- _SET TASK_:
Reproduce the material below word for word, keeping every line as it appears.

- - - - - - -

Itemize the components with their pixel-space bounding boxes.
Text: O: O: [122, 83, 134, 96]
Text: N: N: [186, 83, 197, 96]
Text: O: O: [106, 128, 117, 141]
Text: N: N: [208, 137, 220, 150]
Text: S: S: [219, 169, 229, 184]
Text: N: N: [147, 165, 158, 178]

- - - - - - -

- _COMPLETE OUTPUT_:
Itemize the components with their pixel-space bounding boxes.
Text: O: O: [122, 83, 134, 96]
Text: N: N: [186, 83, 197, 96]
Text: O: O: [106, 128, 117, 141]
Text: N: N: [208, 137, 220, 150]
Text: S: S: [219, 169, 229, 184]
Text: N: N: [147, 165, 158, 178]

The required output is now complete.